▸ **Data for this task**:
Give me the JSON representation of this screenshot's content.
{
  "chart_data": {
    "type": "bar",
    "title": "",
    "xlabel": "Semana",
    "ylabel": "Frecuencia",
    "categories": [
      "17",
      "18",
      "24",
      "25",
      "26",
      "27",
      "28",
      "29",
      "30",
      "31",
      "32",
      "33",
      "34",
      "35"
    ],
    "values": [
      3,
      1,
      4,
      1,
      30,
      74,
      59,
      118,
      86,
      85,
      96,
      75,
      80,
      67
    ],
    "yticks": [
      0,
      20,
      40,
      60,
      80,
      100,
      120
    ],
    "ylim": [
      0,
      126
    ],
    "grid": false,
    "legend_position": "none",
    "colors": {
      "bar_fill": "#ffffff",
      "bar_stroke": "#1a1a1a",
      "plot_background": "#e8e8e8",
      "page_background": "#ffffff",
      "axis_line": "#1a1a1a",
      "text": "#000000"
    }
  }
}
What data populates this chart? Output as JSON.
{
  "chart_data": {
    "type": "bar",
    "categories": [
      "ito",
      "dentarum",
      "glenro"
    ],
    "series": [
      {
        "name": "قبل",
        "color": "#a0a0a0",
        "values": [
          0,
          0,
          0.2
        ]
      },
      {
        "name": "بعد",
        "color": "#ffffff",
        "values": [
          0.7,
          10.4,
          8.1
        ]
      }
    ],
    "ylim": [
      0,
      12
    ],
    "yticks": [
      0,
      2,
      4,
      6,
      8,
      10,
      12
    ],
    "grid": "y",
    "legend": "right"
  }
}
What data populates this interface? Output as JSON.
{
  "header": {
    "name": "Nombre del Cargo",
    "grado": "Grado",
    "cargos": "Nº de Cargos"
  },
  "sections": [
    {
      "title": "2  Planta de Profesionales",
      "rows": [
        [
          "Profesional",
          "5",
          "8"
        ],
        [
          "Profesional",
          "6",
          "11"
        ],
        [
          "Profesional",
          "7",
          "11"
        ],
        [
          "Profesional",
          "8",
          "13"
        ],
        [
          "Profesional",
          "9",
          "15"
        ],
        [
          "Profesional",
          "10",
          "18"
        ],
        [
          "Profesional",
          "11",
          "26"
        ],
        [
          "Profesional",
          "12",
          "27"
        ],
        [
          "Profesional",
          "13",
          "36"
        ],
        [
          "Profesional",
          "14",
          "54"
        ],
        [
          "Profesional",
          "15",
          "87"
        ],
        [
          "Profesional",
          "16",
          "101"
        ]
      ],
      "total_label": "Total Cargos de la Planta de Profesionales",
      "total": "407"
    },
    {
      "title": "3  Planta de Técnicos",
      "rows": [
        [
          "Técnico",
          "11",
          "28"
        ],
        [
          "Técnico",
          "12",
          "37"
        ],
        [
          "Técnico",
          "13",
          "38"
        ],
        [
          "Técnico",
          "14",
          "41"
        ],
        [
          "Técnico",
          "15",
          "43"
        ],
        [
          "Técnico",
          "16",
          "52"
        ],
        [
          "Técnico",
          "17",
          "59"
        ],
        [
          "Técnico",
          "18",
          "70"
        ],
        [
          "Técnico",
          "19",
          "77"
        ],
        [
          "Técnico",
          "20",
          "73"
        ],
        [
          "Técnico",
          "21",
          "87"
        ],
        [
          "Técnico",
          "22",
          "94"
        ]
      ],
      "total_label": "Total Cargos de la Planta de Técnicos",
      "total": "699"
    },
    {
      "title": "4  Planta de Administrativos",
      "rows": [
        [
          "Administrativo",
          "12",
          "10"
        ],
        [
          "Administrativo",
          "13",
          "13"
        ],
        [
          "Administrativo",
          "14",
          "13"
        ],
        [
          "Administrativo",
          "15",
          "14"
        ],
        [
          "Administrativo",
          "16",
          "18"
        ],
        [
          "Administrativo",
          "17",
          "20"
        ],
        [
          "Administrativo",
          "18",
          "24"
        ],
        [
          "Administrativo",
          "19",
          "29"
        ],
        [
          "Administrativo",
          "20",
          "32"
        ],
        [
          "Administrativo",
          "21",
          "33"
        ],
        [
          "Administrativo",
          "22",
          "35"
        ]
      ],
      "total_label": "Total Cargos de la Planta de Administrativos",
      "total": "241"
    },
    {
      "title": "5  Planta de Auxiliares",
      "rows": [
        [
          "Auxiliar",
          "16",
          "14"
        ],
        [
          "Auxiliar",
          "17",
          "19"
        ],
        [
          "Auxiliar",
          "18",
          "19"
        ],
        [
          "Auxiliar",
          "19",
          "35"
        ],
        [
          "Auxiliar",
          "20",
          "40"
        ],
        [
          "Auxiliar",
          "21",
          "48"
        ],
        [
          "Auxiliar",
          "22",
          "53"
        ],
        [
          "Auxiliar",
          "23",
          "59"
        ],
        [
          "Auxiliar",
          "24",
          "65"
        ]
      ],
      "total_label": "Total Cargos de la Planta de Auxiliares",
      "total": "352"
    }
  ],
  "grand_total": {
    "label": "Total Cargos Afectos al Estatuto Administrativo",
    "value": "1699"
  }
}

▸ **Directions for this task**:
Please reproduce all of the entries exactly as they stand.

▸ **Complete response**:
Give me the JSON representation of this screenshot's content.
{
  "chart_data": {
    "type": "bar",
    "title": "",
    "xlabel": "Semana",
    "ylabel": "Frecuencia",
    "categories": [
      "17",
      "18",
      "24",
      "25",
      "26",
      "27",
      "28",
      "29",
      "30",
      "31",
      "32",
      "33",
      "34",
      "35"
    ],
    "values": [
      3,
      1,
      4,
      1,
      30,
      74,
      59,
      118,
      86,
      85,
      96,
      75,
      80,
      67
    ],
    "yticks": [
      0,
      20,
      40,
      60,
      80,
      100,
      120
    ],
    "ylim": [
      0,
      126
    ],
    "grid": false,
    "legend_position": "none",
    "colors": {
      "bar_fill": "#ffffff",
      "bar_stroke": "#1a1a1a",
      "plot_background": "#e8e8e8",
      "page_background": "#ffffff",
      "axis_line": "#1a1a1a",
      "text": "#000000"
    }
  }
}
What data populates this chart? Output as JSON.
{
  "chart_data": {
    "type": "bar",
    "categories": [
      "ito",
      "dentarum",
      "glenro"
    ],
    "series": [
      {
        "name": "قبل",
        "color": "#a0a0a0",
        "values": [
          0,
          0,
          0.2
        ]
      },
      {
        "name": "بعد",
        "color": "#ffffff",
        "values": [
          0.7,
          10.4,
          8.1
        ]
      }
    ],
    "ylim": [
      0,
      12
    ],
    "yticks": [
      0,
      2,
      4,
      6,
      8,
      10,
      12
    ],
    "grid": "y",
    "legend": "right"
  }
}
What data populates this interface? Output as JSON.
{
  "header": {
    "name": "Nombre del Cargo",
    "grado": "Grado",
    "cargos": "Nº de Cargos"
  },
  "sections": [
    {
      "title": "2  Planta de Profesionales",
      "rows": [
        [
          "Profesional",
          "5",
          "8"
        ],
        [
          "Profesional",
          "6",
          "11"
        ],
        [
          "Profesional",
          "7",
          "11"
        ],
        [
          "Profesional",
          "8",
          "13"
        ],
        [
          "Profesional",
          "9",
          "15"
        ],
        [
          "Profesional",
          "10",
          "18"
        ],
        [
          "Profesional",
          "11",
          "26"
        ],
        [
          "Profesional",
          "12",
          "27"
        ],
        [
          "Profesional",
          "13",
          "36"
        ],
        [
          "Profesional",
          "14",
          "54"
        ],
        [
          "Profesional",
          "15",
          "87"
        ],
        [
          "Profesional",
          "16",
          "101"
        ]
      ],
      "total_label": "Total Cargos de la Planta de Profesionales",
      "total": "407"
    },
    {
      "title": "3  Planta de Técnicos",
      "rows": [
        [
          "Técnico",
          "11",
          "28"
        ],
        [
          "Técnico",
          "12",
          "37"
        ],
        [
          "Técnico",
          "13",
          "38"
        ],
        [
          "Técnico",
          "14",
          "41"
        ],
        [
          "Técnico",
          "15",
          "43"
        ],
        [
          "Técnico",
          "16",
          "52"
        ],
        [
          "Técnico",
          "17",
          "59"
        ],
        [
          "Técnico",
          "18",
          "70"
        ],
        [
          "Técnico",
          "19",
          "77"
        ],
        [
          "Técnico",
          "20",
          "73"
        ],
        [
          "Técnico",
          "21",
          "87"
        ],
        [
          "Técnico",
          "22",
          "94"
        ]
      ],
      "total_label": "Total Cargos de la Planta de Técnicos",
      "total": "699"
    },
    {
      "title": "4  Planta de Administrativos",
      "rows": [
        [
          "Administrativo",
          "12",
          "10"
        ],
        [
          "Administrativo",
          "13",
          "13"
        ],
        [
          "Administrativo",
          "14",
          "13"
        ],
        [
          "Administrativo",
          "15",
          "14"
        ],
        [
          "Administrativo",
          "16",
          "18"
        ],
        [
          "Administrativo",
          "17",
          "20"
        ],
        [
          "Administrativo",
          "18",
          "24"
        ],
        [
          "Administrativo",
          "19",
          "29"
        ],
        [
          "Administrativo",
          "20",
          "32"
        ],
        [
          "Administrativo",
          "21",
          "33"
        ],
        [
          "Administrativo",
          "22",
          "35"
        ]
      ],
      "total_label": "Total Cargos de la Planta de Administrativos",
      "total": "241"
    },
    {
      "title": "5  Planta de Auxiliares",
      "rows": [
        [
          "Auxiliar",
          "16",
          "14"
        ],
        [
          "Auxiliar",
          "17",
          "19"
        ],
        [
          "Auxiliar",
          "18",
          "19"
        ],
        [
          "Auxiliar",
          "19",
          "35"
        ],
        [
          "Auxiliar",
          "20",
          "40"
        ],
        [
          "Auxiliar",
          "21",
          "48"
        ],
        [
          "Auxiliar",
          "22",
          "53"
        ],
        [
          "Auxiliar",
          "23",
          "59"
        ],
        [
          "Auxiliar",
          "24",
          "65"
        ]
      ],
      "total_label": "Total Cargos de la Planta de Auxiliares",
      "total": "352"
    }
  ],
  "grand_total": {
    "label": "Total Cargos Afectos al Estatuto Administrativo",
    "value": "1699"
  }
}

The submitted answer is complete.